PROBLEM
Copy out all lines where "background" appears.

STORED DATA
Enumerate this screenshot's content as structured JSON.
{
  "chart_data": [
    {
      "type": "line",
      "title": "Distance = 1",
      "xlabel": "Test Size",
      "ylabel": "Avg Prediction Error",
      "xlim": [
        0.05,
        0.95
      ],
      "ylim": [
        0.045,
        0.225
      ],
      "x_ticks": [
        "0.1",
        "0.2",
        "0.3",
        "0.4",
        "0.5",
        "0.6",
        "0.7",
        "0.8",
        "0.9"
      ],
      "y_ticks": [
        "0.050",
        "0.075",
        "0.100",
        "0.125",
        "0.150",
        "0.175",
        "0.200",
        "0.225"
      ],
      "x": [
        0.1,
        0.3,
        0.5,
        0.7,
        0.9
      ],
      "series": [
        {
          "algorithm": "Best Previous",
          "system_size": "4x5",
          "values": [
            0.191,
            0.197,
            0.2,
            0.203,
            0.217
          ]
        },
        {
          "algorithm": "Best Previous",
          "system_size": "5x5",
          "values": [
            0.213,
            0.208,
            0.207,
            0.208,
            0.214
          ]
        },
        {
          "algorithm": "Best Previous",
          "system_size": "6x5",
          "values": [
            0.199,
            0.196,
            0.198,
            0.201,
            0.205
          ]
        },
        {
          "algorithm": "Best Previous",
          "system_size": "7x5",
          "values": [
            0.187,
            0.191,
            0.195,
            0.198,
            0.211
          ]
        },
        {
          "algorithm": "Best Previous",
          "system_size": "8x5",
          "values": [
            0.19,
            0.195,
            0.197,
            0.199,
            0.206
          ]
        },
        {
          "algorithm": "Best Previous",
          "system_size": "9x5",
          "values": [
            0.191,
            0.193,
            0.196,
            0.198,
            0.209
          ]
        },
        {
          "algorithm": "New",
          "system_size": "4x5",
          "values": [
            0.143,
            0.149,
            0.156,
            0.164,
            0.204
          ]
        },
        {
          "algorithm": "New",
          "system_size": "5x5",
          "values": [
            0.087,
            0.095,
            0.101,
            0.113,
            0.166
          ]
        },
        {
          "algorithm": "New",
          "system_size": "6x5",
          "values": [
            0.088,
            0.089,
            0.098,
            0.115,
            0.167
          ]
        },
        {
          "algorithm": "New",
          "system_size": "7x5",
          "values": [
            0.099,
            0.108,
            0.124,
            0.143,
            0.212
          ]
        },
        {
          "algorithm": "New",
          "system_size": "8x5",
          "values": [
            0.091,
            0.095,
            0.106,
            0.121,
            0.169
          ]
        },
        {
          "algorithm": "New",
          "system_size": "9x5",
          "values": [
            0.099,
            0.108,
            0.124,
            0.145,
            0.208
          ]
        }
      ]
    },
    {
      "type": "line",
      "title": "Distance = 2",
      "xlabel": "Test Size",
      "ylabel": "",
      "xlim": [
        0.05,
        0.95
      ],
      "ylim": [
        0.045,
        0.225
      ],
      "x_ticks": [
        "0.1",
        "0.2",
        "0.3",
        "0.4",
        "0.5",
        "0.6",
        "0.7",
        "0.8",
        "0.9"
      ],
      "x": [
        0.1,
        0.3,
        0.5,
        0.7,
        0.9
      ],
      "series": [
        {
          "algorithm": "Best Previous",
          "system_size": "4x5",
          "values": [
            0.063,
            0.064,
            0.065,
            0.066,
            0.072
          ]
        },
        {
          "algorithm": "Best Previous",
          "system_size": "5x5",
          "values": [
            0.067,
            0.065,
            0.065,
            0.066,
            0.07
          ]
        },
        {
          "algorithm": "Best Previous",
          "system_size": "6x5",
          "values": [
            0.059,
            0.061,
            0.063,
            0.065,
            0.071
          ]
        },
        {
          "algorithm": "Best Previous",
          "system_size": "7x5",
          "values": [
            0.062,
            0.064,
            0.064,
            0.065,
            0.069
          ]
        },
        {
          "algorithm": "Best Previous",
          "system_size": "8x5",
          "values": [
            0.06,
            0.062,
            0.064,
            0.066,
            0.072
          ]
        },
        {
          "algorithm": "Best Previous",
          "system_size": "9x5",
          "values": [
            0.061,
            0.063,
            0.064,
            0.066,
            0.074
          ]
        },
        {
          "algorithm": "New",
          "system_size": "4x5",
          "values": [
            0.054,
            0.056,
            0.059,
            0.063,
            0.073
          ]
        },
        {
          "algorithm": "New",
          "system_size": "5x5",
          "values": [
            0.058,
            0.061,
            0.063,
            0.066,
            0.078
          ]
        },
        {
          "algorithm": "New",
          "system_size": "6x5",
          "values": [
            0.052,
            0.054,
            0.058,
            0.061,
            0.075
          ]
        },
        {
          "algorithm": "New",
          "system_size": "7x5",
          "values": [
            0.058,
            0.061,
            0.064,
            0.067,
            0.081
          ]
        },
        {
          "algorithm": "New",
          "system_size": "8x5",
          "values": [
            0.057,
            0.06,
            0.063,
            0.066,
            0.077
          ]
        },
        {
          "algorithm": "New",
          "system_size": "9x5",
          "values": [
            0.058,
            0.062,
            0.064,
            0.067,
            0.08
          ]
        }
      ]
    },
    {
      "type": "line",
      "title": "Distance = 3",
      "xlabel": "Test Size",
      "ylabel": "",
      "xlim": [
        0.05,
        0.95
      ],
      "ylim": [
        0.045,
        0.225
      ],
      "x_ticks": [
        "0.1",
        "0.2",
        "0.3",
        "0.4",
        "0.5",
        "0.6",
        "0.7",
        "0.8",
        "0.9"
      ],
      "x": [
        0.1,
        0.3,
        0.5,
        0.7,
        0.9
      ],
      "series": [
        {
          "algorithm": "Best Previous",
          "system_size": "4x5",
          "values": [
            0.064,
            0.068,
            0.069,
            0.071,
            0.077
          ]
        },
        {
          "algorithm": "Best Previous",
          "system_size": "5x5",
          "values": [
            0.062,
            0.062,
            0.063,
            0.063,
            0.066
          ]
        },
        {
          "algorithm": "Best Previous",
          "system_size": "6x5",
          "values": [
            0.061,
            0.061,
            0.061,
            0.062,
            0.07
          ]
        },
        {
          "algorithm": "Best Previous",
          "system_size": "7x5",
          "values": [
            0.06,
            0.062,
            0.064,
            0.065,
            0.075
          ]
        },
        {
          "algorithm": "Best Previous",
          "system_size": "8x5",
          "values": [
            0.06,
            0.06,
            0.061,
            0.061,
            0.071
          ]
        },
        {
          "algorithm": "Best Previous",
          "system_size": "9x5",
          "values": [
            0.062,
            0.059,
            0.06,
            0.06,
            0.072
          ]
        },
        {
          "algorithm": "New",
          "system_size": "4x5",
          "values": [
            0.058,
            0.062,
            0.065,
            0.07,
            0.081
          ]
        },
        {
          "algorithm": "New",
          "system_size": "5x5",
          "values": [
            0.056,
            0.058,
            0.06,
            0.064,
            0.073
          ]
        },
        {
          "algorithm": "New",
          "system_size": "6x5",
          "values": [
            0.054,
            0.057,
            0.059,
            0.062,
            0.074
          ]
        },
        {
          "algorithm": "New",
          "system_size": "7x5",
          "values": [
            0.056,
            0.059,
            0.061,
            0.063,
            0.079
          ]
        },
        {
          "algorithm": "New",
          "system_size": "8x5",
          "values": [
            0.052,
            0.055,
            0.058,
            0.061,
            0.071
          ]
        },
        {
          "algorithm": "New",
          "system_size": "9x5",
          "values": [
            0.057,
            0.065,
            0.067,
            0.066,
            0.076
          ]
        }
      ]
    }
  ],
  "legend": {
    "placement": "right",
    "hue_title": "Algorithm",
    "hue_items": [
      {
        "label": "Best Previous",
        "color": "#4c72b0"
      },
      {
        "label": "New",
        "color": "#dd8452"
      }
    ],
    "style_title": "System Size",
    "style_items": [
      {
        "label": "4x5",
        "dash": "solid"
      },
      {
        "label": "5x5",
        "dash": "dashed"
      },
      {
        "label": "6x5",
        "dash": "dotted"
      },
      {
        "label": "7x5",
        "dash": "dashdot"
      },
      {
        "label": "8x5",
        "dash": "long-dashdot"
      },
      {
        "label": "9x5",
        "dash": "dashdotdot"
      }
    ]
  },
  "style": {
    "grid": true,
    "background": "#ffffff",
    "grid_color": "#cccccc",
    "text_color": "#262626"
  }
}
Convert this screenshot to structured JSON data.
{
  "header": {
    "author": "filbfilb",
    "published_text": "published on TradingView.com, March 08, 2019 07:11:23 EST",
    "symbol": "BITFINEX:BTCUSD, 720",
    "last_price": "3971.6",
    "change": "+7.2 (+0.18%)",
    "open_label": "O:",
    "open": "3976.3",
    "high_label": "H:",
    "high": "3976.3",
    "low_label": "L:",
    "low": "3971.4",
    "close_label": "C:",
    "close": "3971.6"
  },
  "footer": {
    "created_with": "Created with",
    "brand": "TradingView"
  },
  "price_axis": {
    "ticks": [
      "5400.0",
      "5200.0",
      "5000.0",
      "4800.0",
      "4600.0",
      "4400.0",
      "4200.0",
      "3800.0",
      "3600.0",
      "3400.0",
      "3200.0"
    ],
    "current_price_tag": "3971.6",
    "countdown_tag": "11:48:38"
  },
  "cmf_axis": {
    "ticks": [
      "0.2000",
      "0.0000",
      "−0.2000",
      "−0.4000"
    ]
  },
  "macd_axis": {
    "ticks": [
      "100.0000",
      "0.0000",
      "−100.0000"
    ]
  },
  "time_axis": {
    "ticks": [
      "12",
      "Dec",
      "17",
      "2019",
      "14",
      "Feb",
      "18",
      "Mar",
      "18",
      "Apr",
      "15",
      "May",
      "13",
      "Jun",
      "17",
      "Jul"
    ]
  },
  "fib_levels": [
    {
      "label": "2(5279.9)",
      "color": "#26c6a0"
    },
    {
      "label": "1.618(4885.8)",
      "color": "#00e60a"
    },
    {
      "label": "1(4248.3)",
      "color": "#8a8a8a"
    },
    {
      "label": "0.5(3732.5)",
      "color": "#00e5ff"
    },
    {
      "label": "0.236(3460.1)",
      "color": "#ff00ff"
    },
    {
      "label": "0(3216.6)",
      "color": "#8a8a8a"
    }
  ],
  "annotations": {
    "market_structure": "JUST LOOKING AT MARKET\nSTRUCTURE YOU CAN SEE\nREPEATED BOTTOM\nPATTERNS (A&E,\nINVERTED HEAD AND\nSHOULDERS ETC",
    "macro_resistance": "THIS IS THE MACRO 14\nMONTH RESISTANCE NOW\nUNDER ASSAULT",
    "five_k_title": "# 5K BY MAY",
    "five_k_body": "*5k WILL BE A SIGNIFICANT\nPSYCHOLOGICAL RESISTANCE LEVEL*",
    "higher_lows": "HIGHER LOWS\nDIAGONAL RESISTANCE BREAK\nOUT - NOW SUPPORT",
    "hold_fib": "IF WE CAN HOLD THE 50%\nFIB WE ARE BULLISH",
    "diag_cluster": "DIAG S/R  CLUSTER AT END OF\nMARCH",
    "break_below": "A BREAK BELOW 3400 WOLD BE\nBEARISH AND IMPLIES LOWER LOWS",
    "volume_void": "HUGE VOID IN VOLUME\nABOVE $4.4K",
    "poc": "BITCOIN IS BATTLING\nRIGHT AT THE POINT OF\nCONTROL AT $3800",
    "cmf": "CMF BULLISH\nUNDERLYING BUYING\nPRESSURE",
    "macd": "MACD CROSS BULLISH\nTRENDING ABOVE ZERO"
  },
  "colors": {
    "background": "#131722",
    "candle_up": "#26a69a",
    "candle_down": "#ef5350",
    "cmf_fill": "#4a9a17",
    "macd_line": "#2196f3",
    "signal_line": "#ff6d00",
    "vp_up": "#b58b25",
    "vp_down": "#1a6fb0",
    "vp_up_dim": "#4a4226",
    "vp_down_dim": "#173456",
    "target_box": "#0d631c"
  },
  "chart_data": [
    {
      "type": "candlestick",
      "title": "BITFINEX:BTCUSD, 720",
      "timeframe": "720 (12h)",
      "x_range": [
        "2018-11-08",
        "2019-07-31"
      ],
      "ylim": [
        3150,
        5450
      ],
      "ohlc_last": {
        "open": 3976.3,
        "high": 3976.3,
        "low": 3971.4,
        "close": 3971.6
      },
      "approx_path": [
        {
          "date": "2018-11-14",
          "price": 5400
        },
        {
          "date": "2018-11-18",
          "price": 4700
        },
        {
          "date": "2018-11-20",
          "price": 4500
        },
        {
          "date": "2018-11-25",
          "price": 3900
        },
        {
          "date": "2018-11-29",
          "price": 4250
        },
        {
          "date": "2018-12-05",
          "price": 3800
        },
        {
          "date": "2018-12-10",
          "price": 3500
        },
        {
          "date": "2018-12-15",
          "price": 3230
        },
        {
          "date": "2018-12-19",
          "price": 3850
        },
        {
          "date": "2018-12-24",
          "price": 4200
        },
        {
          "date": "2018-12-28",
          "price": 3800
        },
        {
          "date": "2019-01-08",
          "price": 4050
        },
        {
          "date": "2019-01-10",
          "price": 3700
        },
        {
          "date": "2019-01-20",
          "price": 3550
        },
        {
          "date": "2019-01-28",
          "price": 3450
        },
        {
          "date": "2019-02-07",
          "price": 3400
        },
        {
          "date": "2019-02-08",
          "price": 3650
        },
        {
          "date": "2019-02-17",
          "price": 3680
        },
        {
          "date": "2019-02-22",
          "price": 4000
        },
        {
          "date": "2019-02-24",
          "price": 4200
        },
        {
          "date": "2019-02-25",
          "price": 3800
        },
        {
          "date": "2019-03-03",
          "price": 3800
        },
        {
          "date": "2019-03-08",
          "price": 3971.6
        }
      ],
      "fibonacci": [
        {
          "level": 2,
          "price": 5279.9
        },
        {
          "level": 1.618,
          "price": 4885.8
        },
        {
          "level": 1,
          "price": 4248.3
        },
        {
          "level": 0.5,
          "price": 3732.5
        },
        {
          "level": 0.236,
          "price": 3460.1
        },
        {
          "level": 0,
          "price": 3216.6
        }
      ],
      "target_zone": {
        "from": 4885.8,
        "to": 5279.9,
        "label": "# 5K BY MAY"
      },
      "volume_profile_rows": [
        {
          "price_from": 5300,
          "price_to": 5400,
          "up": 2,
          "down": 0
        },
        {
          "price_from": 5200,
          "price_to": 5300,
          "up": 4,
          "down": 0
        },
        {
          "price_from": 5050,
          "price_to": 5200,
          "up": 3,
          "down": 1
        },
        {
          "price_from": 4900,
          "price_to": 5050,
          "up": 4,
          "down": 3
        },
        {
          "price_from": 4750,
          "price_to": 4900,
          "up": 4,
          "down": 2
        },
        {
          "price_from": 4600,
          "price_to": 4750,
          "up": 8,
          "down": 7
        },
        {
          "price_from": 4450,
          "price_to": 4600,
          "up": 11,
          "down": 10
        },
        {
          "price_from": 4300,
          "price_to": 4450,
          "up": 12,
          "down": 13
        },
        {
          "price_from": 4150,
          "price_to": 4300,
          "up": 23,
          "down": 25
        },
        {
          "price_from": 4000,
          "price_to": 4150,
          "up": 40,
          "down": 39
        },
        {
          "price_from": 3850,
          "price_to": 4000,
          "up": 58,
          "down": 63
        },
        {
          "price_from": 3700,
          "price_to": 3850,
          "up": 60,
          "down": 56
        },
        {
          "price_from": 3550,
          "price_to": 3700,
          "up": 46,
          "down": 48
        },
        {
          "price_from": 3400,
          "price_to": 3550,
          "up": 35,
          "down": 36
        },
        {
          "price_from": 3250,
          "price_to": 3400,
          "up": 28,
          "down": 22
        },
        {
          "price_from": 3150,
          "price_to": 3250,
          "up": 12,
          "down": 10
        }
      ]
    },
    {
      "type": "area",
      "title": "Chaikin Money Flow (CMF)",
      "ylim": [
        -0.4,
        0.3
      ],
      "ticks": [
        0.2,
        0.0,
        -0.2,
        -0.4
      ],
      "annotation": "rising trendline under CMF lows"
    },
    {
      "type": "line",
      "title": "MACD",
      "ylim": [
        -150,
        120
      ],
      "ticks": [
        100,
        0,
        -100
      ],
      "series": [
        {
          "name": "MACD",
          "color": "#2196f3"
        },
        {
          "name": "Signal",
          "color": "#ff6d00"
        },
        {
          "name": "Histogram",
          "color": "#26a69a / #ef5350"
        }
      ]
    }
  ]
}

RIGHT ANSWER
    "background": "#ffffff",
    "background": "#131722",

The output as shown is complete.